**Exercise goal**
Give back the whole listing exactly as shown.

━━━━━━

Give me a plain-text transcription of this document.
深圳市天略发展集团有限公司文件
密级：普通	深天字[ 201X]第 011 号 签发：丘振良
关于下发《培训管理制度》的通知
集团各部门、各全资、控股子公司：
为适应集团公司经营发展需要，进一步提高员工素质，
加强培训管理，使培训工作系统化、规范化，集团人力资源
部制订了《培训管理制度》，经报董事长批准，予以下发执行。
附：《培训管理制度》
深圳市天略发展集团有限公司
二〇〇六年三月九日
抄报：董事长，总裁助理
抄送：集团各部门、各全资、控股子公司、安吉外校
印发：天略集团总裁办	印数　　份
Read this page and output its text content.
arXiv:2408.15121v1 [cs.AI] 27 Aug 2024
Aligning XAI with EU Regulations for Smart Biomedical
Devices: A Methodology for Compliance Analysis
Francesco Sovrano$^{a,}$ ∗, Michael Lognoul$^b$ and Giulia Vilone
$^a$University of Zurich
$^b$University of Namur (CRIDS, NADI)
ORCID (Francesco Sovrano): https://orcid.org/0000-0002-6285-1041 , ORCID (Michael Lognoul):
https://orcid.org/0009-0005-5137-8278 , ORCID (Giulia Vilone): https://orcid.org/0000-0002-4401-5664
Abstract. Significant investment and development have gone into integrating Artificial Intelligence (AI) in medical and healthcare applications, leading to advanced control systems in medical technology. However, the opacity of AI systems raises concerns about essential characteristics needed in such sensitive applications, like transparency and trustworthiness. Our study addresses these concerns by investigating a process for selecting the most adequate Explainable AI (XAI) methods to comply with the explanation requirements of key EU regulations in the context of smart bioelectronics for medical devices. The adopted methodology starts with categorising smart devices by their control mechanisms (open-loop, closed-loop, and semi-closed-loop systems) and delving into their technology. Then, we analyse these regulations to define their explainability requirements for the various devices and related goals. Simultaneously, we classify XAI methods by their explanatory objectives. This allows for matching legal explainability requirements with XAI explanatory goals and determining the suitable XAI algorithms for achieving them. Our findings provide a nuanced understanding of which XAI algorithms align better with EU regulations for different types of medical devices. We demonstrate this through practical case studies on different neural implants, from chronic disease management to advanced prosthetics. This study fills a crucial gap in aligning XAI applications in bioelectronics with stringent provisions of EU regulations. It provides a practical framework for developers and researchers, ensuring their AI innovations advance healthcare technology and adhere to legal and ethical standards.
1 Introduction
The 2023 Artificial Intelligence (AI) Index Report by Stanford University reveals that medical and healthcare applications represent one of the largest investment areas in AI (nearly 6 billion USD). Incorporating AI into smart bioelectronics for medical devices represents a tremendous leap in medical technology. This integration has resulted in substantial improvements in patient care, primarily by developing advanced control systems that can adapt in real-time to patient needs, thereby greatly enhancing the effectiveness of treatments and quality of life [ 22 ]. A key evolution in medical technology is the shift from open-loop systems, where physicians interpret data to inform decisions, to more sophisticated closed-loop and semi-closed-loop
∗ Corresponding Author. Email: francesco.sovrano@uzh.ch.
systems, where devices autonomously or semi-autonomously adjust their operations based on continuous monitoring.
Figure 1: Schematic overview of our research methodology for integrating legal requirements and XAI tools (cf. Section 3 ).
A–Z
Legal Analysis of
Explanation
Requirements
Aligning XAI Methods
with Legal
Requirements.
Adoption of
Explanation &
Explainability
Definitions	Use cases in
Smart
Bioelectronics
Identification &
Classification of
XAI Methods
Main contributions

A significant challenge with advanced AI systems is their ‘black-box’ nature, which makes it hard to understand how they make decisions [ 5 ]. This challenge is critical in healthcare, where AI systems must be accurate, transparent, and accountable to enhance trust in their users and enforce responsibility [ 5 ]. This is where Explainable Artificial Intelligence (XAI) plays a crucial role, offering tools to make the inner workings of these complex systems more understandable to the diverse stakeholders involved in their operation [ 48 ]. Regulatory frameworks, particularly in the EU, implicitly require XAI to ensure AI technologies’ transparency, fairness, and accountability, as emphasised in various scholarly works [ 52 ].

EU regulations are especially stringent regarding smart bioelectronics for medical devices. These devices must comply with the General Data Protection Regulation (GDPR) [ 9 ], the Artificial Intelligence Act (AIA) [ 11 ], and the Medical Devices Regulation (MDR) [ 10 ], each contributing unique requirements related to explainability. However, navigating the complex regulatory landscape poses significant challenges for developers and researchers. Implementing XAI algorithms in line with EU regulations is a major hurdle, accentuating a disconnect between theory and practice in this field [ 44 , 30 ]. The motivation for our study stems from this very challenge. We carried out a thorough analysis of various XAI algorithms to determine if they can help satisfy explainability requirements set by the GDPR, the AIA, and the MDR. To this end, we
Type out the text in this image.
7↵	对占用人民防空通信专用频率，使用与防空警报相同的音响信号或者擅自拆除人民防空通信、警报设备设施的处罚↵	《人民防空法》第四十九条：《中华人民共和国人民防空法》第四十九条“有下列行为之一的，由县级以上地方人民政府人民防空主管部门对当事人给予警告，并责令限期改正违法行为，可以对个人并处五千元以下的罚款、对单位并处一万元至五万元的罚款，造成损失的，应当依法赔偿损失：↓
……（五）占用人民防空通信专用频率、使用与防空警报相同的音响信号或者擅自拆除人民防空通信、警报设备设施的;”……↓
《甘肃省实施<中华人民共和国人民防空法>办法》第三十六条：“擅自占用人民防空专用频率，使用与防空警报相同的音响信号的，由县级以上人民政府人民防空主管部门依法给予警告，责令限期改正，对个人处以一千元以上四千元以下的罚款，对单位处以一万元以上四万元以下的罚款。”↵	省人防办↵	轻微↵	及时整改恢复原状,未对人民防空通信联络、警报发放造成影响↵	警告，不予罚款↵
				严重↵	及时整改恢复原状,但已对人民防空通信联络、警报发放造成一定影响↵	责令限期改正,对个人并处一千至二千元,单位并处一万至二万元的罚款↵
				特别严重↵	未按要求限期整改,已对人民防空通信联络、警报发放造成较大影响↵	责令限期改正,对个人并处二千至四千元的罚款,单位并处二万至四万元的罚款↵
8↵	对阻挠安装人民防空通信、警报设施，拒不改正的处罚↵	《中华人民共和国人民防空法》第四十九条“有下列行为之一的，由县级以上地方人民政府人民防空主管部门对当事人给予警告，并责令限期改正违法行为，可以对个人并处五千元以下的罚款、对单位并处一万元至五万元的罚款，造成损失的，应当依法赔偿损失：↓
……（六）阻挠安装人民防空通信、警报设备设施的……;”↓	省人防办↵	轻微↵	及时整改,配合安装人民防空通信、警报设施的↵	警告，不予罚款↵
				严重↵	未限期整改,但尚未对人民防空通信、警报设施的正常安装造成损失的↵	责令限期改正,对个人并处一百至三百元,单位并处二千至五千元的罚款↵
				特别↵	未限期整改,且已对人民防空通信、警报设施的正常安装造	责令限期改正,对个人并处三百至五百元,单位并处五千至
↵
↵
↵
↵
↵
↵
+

━━━━━━

**Response**
Give me a plain-text transcription of this document.
深圳市天略发展集团有限公司文件
密级：普通	深天字[ 201X]第 011 号 签发：丘振良
关于下发《培训管理制度》的通知
集团各部门、各全资、控股子公司：
为适应集团公司经营发展需要，进一步提高员工素质，
加强培训管理，使培训工作系统化、规范化，集团人力资源
部制订了《培训管理制度》，经报董事长批准，予以下发执行。
附：《培训管理制度》
深圳市天略发展集团有限公司
二〇〇六年三月九日
抄报：董事长，总裁助理
抄送：集团各部门、各全资、控股子公司、安吉外校
印发：天略集团总裁办	印数　　份
Read this page and output its text content.
arXiv:2408.15121v1 [cs.AI] 27 Aug 2024
Aligning XAI with EU Regulations for Smart Biomedical
Devices: A Methodology for Compliance Analysis
Francesco Sovrano$^{a,}$ ∗, Michael Lognoul$^b$ and Giulia Vilone
$^a$University of Zurich
$^b$University of Namur (CRIDS, NADI)
ORCID (Francesco Sovrano): https://orcid.org/0000-0002-6285-1041 , ORCID (Michael Lognoul):
https://orcid.org/0009-0005-5137-8278 , ORCID (Giulia Vilone): https://orcid.org/0000-0002-4401-5664
Abstract. Significant investment and development have gone into integrating Artificial Intelligence (AI) in medical and healthcare applications, leading to advanced control systems in medical technology. However, the opacity of AI systems raises concerns about essential characteristics needed in such sensitive applications, like transparency and trustworthiness. Our study addresses these concerns by investigating a process for selecting the most adequate Explainable AI (XAI) methods to comply with the explanation requirements of key EU regulations in the context of smart bioelectronics for medical devices. The adopted methodology starts with categorising smart devices by their control mechanisms (open-loop, closed-loop, and semi-closed-loop systems) and delving into their technology. Then, we analyse these regulations to define their explainability requirements for the various devices and related goals. Simultaneously, we classify XAI methods by their explanatory objectives. This allows for matching legal explainability requirements with XAI explanatory goals and determining the suitable XAI algorithms for achieving them. Our findings provide a nuanced understanding of which XAI algorithms align better with EU regulations for different types of medical devices. We demonstrate this through practical case studies on different neural implants, from chronic disease management to advanced prosthetics. This study fills a crucial gap in aligning XAI applications in bioelectronics with stringent provisions of EU regulations. It provides a practical framework for developers and researchers, ensuring their AI innovations advance healthcare technology and adhere to legal and ethical standards.
1 Introduction
The 2023 Artificial Intelligence (AI) Index Report by Stanford University reveals that medical and healthcare applications represent one of the largest investment areas in AI (nearly 6 billion USD). Incorporating AI into smart bioelectronics for medical devices represents a tremendous leap in medical technology. This integration has resulted in substantial improvements in patient care, primarily by developing advanced control systems that can adapt in real-time to patient needs, thereby greatly enhancing the effectiveness of treatments and quality of life [ 22 ]. A key evolution in medical technology is the shift from open-loop systems, where physicians interpret data to inform decisions, to more sophisticated closed-loop and semi-closed-loop
∗ Corresponding Author. Email: francesco.sovrano@uzh.ch.
systems, where devices autonomously or semi-autonomously adjust their operations based on continuous monitoring.
Figure 1: Schematic overview of our research methodology for integrating legal requirements and XAI tools (cf. Section 3 ).
A–Z
Legal Analysis of
Explanation
Requirements
Aligning XAI Methods
with Legal
Requirements.
Adoption of
Explanation &
Explainability
Definitions	Use cases in
Smart
Bioelectronics
Identification &
Classification of
XAI Methods
Main contributions

A significant challenge with advanced AI systems is their ‘black-box’ nature, which makes it hard to understand how they make decisions [ 5 ]. This challenge is critical in healthcare, where AI systems must be accurate, transparent, and accountable to enhance trust in their users and enforce responsibility [ 5 ]. This is where Explainable Artificial Intelligence (XAI) plays a crucial role, offering tools to make the inner workings of these complex systems more understandable to the diverse stakeholders involved in their operation [ 48 ]. Regulatory frameworks, particularly in the EU, implicitly require XAI to ensure AI technologies’ transparency, fairness, and accountability, as emphasised in various scholarly works [ 52 ].

EU regulations are especially stringent regarding smart bioelectronics for medical devices. These devices must comply with the General Data Protection Regulation (GDPR) [ 9 ], the Artificial Intelligence Act (AIA) [ 11 ], and the Medical Devices Regulation (MDR) [ 10 ], each contributing unique requirements related to explainability. However, navigating the complex regulatory landscape poses significant challenges for developers and researchers. Implementing XAI algorithms in line with EU regulations is a major hurdle, accentuating a disconnect between theory and practice in this field [ 44 , 30 ]. The motivation for our study stems from this very challenge. We carried out a thorough analysis of various XAI algorithms to determine if they can help satisfy explainability requirements set by the GDPR, the AIA, and the MDR. To this end, we
Type out the text in this image.
7↵	对占用人民防空通信专用频率，使用与防空警报相同的音响信号或者擅自拆除人民防空通信、警报设备设施的处罚↵	《人民防空法》第四十九条：《中华人民共和国人民防空法》第四十九条“有下列行为之一的，由县级以上地方人民政府人民防空主管部门对当事人给予警告，并责令限期改正违法行为，可以对个人并处五千元以下的罚款、对单位并处一万元至五万元的罚款，造成损失的，应当依法赔偿损失：↓
……（五）占用人民防空通信专用频率、使用与防空警报相同的音响信号或者擅自拆除人民防空通信、警报设备设施的;”……↓
《甘肃省实施<中华人民共和国人民防空法>办法》第三十六条：“擅自占用人民防空专用频率，使用与防空警报相同的音响信号的，由县级以上人民政府人民防空主管部门依法给予警告，责令限期改正，对个人处以一千元以上四千元以下的罚款，对单位处以一万元以上四万元以下的罚款。”↵	省人防办↵	轻微↵	及时整改恢复原状,未对人民防空通信联络、警报发放造成影响↵	警告，不予罚款↵
				严重↵	及时整改恢复原状,但已对人民防空通信联络、警报发放造成一定影响↵	责令限期改正,对个人并处一千至二千元,单位并处一万至二万元的罚款↵
				特别严重↵	未按要求限期整改,已对人民防空通信联络、警报发放造成较大影响↵	责令限期改正,对个人并处二千至四千元的罚款,单位并处二万至四万元的罚款↵
8↵	对阻挠安装人民防空通信、警报设施，拒不改正的处罚↵	《中华人民共和国人民防空法》第四十九条“有下列行为之一的，由县级以上地方人民政府人民防空主管部门对当事人给予警告，并责令限期改正违法行为，可以对个人并处五千元以下的罚款、对单位并处一万元至五万元的罚款，造成损失的，应当依法赔偿损失：↓
……（六）阻挠安装人民防空通信、警报设备设施的……;”↓	省人防办↵	轻微↵	及时整改,配合安装人民防空通信、警报设施的↵	警告，不予罚款↵
				严重↵	未限期整改,但尚未对人民防空通信、警报设施的正常安装造成损失的↵	责令限期改正,对个人并处一百至三百元,单位并处二千至五千元的罚款↵
				特别↵	未限期整改,且已对人民防空通信、警报设施的正常安装造	责令限期改正,对个人并处三百至五百元,单位并处五千至
↵
↵
↵
↵
↵
↵
+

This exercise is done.